═══ PROVIDED DATA ═══
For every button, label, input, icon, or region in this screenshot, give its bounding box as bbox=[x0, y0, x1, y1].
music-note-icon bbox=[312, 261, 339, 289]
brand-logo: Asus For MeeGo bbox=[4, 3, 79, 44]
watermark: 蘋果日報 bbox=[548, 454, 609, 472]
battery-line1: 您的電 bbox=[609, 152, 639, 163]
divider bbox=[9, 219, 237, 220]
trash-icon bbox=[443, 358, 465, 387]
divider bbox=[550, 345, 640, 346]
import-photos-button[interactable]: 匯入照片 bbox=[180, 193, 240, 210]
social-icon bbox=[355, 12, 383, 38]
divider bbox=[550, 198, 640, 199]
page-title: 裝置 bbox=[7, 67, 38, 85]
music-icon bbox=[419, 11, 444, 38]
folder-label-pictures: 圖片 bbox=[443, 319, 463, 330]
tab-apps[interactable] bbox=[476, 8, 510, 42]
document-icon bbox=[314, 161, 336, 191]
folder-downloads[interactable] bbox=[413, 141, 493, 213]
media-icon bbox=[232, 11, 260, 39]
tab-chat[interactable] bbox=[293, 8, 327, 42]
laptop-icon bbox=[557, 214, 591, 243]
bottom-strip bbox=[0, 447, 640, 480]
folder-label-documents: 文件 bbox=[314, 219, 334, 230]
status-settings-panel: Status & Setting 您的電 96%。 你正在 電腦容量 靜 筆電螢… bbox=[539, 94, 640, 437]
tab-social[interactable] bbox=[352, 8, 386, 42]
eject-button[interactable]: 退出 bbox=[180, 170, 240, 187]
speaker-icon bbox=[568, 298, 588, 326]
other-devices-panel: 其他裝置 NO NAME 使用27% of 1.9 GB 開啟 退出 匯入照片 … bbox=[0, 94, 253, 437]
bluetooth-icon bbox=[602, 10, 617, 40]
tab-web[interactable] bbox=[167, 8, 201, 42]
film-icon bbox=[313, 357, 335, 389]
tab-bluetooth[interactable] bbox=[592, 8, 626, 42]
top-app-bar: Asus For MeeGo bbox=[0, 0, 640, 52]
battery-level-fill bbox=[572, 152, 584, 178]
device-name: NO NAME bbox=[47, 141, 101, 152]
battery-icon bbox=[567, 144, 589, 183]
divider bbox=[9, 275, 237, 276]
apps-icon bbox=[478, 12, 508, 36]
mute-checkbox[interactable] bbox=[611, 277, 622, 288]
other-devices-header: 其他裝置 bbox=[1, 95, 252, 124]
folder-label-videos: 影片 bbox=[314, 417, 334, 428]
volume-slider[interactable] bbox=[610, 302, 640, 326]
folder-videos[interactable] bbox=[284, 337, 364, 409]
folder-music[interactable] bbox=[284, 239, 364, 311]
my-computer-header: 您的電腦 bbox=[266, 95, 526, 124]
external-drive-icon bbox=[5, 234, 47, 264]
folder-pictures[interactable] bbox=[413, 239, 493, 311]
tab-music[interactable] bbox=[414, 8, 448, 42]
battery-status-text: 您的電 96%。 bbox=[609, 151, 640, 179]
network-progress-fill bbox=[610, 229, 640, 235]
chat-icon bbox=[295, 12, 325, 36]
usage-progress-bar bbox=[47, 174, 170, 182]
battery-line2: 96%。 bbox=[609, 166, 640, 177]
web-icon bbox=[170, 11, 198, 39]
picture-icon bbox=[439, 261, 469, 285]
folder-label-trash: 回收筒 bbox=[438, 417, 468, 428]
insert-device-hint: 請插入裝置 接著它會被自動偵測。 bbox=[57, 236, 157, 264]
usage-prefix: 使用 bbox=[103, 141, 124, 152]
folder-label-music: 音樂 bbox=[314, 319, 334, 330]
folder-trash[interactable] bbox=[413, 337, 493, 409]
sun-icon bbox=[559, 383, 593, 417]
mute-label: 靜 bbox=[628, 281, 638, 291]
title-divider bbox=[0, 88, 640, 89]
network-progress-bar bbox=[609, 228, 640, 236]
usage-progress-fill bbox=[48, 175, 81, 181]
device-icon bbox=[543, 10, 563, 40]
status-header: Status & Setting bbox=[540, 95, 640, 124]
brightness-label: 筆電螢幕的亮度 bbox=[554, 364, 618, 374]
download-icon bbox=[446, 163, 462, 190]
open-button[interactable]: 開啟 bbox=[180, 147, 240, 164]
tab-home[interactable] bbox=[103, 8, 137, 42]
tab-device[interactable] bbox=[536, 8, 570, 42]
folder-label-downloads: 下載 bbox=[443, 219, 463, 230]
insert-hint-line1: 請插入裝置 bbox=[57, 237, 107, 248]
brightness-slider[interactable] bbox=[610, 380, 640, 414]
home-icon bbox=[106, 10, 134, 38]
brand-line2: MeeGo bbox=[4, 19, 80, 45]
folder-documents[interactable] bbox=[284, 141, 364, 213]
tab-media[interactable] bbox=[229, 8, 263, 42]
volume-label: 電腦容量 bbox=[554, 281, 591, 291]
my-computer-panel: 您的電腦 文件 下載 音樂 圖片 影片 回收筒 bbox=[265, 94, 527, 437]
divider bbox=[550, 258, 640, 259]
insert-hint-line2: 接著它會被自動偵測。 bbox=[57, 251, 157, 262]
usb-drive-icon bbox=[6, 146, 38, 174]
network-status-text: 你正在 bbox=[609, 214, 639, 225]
═══
═══ PROVIDED DATA ═══
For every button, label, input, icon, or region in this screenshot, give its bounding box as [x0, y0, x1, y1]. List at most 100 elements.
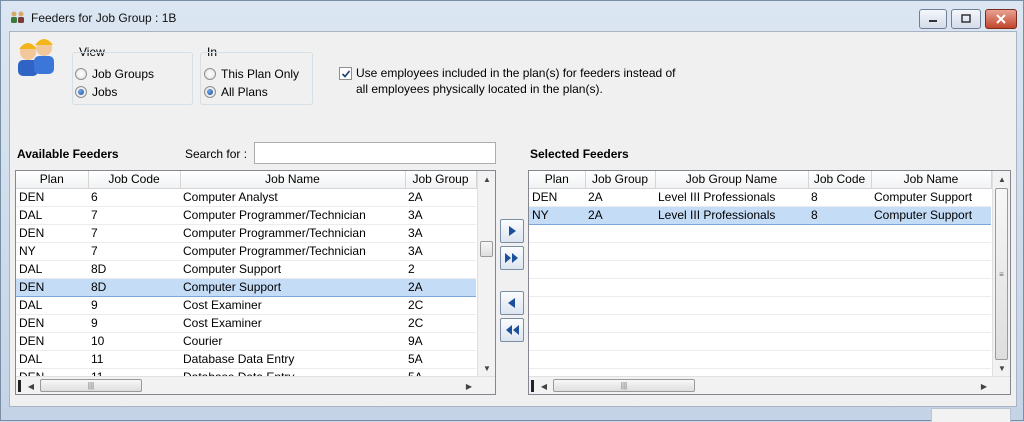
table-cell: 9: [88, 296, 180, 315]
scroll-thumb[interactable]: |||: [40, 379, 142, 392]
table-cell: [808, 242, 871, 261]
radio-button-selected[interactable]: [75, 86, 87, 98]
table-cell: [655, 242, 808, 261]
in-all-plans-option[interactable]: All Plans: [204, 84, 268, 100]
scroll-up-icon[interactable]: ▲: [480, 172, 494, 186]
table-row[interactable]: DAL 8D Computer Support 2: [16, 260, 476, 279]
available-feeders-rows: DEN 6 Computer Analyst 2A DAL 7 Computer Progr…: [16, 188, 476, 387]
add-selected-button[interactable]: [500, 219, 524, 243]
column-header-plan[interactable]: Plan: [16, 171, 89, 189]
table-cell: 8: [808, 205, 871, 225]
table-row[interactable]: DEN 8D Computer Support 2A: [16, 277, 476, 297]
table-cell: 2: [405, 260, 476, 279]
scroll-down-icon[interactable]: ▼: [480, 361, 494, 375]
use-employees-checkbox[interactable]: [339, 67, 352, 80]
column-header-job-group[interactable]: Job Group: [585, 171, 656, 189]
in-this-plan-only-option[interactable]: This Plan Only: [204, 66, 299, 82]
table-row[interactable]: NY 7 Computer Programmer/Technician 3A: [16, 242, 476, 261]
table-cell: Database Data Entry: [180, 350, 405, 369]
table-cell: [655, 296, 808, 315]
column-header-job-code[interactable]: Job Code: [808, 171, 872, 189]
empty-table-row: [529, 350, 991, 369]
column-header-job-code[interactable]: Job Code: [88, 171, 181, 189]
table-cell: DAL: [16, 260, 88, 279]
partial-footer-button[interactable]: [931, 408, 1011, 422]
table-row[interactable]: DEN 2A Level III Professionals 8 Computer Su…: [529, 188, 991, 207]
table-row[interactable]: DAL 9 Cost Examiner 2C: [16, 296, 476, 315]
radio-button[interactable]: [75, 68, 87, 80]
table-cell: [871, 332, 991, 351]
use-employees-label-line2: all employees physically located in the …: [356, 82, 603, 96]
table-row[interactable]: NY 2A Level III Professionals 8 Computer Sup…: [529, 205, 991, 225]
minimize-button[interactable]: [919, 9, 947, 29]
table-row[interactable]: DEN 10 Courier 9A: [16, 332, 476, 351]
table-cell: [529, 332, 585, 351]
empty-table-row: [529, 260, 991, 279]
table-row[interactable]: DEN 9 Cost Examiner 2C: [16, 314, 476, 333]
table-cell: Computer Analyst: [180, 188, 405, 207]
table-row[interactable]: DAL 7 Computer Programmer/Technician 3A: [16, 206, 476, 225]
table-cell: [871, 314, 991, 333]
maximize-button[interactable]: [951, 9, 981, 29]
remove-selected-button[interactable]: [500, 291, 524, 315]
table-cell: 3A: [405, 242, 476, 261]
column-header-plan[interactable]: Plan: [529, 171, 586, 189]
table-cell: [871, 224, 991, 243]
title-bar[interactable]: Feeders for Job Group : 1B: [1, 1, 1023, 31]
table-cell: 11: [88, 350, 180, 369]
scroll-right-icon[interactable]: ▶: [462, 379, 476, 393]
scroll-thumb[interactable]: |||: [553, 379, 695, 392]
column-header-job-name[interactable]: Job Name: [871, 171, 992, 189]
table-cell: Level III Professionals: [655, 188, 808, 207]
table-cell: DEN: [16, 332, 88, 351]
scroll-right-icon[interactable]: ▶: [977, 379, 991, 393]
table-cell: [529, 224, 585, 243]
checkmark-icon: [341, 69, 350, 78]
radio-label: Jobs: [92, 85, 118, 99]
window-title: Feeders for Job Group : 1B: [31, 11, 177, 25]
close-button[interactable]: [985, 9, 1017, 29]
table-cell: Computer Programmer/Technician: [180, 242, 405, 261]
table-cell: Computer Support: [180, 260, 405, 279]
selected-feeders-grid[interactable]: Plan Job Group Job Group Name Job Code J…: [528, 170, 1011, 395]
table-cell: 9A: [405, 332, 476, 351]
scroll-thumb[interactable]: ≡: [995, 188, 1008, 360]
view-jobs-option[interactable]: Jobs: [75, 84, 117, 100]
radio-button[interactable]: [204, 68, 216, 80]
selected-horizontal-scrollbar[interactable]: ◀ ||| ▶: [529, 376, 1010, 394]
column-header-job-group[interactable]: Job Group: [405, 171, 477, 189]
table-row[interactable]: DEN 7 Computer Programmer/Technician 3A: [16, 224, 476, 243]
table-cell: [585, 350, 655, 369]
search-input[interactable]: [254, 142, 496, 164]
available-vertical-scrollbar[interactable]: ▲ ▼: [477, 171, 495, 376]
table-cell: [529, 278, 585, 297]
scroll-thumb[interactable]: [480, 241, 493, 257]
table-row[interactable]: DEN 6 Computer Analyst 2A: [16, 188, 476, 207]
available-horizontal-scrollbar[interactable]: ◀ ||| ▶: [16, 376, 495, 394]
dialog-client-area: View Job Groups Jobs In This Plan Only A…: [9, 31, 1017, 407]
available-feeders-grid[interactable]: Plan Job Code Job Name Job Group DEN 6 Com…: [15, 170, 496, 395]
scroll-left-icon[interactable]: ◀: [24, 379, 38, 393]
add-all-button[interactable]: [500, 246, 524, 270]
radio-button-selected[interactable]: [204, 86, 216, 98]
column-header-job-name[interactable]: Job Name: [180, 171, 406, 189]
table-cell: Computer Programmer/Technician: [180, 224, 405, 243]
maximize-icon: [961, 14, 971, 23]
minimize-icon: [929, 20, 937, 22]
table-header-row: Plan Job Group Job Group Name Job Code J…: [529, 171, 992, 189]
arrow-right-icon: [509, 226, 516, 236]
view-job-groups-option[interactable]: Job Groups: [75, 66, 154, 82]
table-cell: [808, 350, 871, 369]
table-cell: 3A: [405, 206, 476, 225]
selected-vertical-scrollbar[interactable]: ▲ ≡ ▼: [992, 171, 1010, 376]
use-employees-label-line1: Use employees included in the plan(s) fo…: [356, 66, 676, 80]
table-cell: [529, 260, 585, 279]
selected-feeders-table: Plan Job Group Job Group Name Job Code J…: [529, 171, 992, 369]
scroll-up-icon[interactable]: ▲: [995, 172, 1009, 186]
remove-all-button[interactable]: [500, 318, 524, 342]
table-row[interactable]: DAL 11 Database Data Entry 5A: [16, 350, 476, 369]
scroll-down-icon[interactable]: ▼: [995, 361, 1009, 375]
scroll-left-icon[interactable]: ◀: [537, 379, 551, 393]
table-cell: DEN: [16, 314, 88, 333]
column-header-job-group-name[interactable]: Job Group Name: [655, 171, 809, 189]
═══
Turn the material into a JSON list of strings with one string per line and no blank lines, beginning at the line that contains "bbox=[x0, y0, x1, y1]." and ending after the line that contains "folder-label-videos: 影片 bbox=[314, 417, 334, 428]".

[
  "For every button, label, input, icon, or region in this screenshot, give its bounding box as bbox=[x0, y0, x1, y1].",
  "music-note-icon bbox=[312, 261, 339, 289]",
  "brand-logo: Asus For MeeGo bbox=[4, 3, 79, 44]",
  "watermark: 蘋果日報 bbox=[548, 454, 609, 472]",
  "battery-line1: 您的電 bbox=[609, 152, 639, 163]",
  "divider bbox=[9, 219, 237, 220]",
  "trash-icon bbox=[443, 358, 465, 387]",
  "divider bbox=[550, 345, 640, 346]",
  "import-photos-button[interactable]: 匯入照片 bbox=[180, 193, 240, 210]",
  "social-icon bbox=[355, 12, 383, 38]",
  "divider bbox=[550, 198, 640, 199]",
  "page-title: 裝置 bbox=[7, 67, 38, 85]",
  "music-icon bbox=[419, 11, 444, 38]",
  "folder-label-pictures: 圖片 bbox=[443, 319, 463, 330]",
  "tab-apps[interactable] bbox=[476, 8, 510, 42]",
  "document-icon bbox=[314, 161, 336, 191]",
  "folder-downloads[interactable] bbox=[413, 141, 493, 213]",
  "media-icon bbox=[232, 11, 260, 39]",
  "tab-chat[interactable] bbox=[293, 8, 327, 42]",
  "laptop-icon bbox=[557, 214, 591, 243]",
  "bottom-strip bbox=[0, 447, 640, 480]",
  "folder-label-documents: 文件 bbox=[314, 219, 334, 230]",
  "status-settings-panel: Status & Setting 您的電 96%。 你正在 電腦容量 靜 筆電螢… bbox=[539, 94, 640, 437]",
  "tab-social[interactable] bbox=[352, 8, 386, 42]",
  "eject-button[interactable]: 退出 bbox=[180, 170, 240, 187]",
  "speaker-icon bbox=[568, 298, 588, 326]",
  "other-devices-panel: 其他裝置 NO NAME 使用27% of 1.9 GB 開啟 退出 匯入照片 … bbox=[0, 94, 253, 437]",
  "bluetooth-icon bbox=[602, 10, 617, 40]",
  "tab-web[interactable] bbox=[167, 8, 201, 42]",
  "film-icon bbox=[313, 357, 335, 389]",
  "tab-bluetooth[interactable] bbox=[592, 8, 626, 42]",
  "top-app-bar: Asus For MeeGo bbox=[0, 0, 640, 52]",
  "battery-level-fill bbox=[572, 152, 584, 178]",
  "device-name: NO NAME bbox=[47, 141, 101, 152]",
  "battery-icon bbox=[567, 144, 589, 183]",
  "divider bbox=[9, 275, 237, 276]",
  "apps-icon bbox=[478, 12, 508, 36]",
  "mute-checkbox[interactable] bbox=[611, 277, 622, 288]",
  "other-devices-header: 其他裝置 bbox=[1, 95, 252, 124]",
  "folder-label-videos: 影片 bbox=[314, 417, 334, 428]"
]